### GIVEN REQUEST:
Your answer is a single number: how many lines hold the word "attuale"?

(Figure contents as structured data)
::::
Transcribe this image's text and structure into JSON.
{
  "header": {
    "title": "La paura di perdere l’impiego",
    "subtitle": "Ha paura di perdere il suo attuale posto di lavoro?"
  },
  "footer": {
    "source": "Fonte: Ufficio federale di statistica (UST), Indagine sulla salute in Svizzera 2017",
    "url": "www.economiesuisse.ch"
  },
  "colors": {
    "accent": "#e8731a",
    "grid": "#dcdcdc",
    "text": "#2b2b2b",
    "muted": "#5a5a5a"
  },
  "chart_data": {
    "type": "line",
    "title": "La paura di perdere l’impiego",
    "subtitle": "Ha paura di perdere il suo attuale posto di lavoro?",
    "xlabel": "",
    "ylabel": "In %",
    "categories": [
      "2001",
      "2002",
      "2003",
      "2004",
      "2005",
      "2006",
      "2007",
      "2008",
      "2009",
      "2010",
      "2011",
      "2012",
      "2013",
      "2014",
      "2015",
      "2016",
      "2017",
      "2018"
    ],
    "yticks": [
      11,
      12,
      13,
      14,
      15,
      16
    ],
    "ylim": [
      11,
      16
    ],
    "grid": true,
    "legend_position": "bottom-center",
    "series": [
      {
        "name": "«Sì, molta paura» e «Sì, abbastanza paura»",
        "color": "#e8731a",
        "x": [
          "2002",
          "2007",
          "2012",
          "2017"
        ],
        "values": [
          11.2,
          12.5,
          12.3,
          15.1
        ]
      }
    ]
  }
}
::::
### THE REPLY:
2